▶

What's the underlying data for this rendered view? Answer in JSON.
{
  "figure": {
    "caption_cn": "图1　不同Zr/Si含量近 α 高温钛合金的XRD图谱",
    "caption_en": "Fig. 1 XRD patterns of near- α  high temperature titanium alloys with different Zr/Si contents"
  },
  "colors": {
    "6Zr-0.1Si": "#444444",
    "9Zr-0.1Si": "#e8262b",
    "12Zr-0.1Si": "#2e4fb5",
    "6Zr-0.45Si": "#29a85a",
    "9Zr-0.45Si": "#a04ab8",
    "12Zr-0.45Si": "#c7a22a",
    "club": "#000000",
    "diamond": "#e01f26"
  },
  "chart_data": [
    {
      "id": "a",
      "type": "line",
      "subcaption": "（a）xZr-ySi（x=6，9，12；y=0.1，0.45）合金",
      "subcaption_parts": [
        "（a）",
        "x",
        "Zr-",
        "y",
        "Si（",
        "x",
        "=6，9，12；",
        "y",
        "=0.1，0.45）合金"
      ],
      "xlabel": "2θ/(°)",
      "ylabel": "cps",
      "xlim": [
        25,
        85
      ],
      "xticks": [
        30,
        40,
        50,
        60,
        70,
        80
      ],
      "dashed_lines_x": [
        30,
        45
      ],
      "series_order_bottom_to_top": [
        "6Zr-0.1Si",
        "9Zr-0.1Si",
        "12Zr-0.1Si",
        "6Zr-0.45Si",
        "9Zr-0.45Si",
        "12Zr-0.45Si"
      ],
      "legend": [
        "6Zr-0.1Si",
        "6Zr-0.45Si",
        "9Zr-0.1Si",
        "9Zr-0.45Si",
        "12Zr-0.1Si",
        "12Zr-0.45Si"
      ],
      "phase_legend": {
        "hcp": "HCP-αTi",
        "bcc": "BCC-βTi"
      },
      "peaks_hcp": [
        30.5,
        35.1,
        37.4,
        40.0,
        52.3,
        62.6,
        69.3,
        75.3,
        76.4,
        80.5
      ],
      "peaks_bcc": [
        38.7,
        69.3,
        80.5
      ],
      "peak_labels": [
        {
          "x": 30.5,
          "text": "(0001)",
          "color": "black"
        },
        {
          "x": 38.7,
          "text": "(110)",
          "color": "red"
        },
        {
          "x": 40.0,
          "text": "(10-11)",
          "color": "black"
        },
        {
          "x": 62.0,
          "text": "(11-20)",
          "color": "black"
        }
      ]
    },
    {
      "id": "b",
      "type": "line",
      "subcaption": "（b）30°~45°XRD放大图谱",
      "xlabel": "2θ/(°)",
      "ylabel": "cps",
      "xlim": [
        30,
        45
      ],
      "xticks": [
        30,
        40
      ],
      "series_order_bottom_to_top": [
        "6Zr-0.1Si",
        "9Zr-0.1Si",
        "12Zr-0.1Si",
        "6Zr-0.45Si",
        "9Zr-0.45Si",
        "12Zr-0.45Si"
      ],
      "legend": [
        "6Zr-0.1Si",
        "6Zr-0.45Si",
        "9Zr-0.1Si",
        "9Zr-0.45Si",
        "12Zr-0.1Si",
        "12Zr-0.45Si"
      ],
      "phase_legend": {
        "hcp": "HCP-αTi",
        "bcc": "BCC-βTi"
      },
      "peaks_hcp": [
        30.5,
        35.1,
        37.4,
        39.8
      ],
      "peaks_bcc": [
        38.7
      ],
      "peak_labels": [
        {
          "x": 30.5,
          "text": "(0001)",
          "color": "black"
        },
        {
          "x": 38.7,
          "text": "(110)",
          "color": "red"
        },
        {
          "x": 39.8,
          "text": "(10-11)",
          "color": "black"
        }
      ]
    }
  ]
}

◀

Work to complete
Write the material out again in its entirety, exactly as shown.

Solution below
What's the underlying data for this rendered view? Answer in JSON.
{
  "figure": {
    "caption_cn": "图1　不同Zr/Si含量近 α 高温钛合金的XRD图谱",
    "caption_en": "Fig. 1 XRD patterns of near- α  high temperature titanium alloys with different Zr/Si contents"
  },
  "colors": {
    "6Zr-0.1Si": "#444444",
    "9Zr-0.1Si": "#e8262b",
    "12Zr-0.1Si": "#2e4fb5",
    "6Zr-0.45Si": "#29a85a",
    "9Zr-0.45Si": "#a04ab8",
    "12Zr-0.45Si": "#c7a22a",
    "club": "#000000",
    "diamond": "#e01f26"
  },
  "chart_data": [
    {
      "id": "a",
      "type": "line",
      "subcaption": "（a）xZr-ySi（x=6，9，12；y=0.1，0.45）合金",
      "subcaption_parts": [
        "（a）",
        "x",
        "Zr-",
        "y",
        "Si（",
        "x",
        "=6，9，12；",
        "y",
        "=0.1，0.45）合金"
      ],
      "xlabel": "2θ/(°)",
      "ylabel": "cps",
      "xlim": [
        25,
        85
      ],
      "xticks": [
        30,
        40,
        50,
        60,
        70,
        80
      ],
      "dashed_lines_x": [
        30,
        45
      ],
      "series_order_bottom_to_top": [
        "6Zr-0.1Si",
        "9Zr-0.1Si",
        "12Zr-0.1Si",
        "6Zr-0.45Si",
        "9Zr-0.45Si",
        "12Zr-0.45Si"
      ],
      "legend": [
        "6Zr-0.1Si",
        "6Zr-0.45Si",
        "9Zr-0.1Si",
        "9Zr-0.45Si",
        "12Zr-0.1Si",
        "12Zr-0.45Si"
      ],
      "phase_legend": {
        "hcp": "HCP-αTi",
        "bcc": "BCC-βTi"
      },
      "peaks_hcp": [
        30.5,
        35.1,
        37.4,
        40.0,
        52.3,
        62.6,
        69.3,
        75.3,
        76.4,
        80.5
      ],
      "peaks_bcc": [
        38.7,
        69.3,
        80.5
      ],
      "peak_labels": [
        {
          "x": 30.5,
          "text": "(0001)",
          "color": "black"
        },
        {
          "x": 38.7,
          "text": "(110)",
          "color": "red"
        },
        {
          "x": 40.0,
          "text": "(10-11)",
          "color": "black"
        },
        {
          "x": 62.0,
          "text": "(11-20)",
          "color": "black"
        }
      ]
    },
    {
      "id": "b",
      "type": "line",
      "subcaption": "（b）30°~45°XRD放大图谱",
      "xlabel": "2θ/(°)",
      "ylabel": "cps",
      "xlim": [
        30,
        45
      ],
      "xticks": [
        30,
        40
      ],
      "series_order_bottom_to_top": [
        "6Zr-0.1Si",
        "9Zr-0.1Si",
        "12Zr-0.1Si",
        "6Zr-0.45Si",
        "9Zr-0.45Si",
        "12Zr-0.45Si"
      ],
      "legend": [
        "6Zr-0.1Si",
        "6Zr-0.45Si",
        "9Zr-0.1Si",
        "9Zr-0.45Si",
        "12Zr-0.1Si",
        "12Zr-0.45Si"
      ],
      "phase_legend": {
        "hcp": "HCP-αTi",
        "bcc": "BCC-βTi"
      },
      "peaks_hcp": [
        30.5,
        35.1,
        37.4,
        39.8
      ],
      "peaks_bcc": [
        38.7
      ],
      "peak_labels": [
        {
          "x": 30.5,
          "text": "(0001)",
          "color": "black"
        },
        {
          "x": 38.7,
          "text": "(110)",
          "color": "red"
        },
        {
          "x": 39.8,
          "text": "(10-11)",
          "color": "black"
        }
      ]
    }
  ]
}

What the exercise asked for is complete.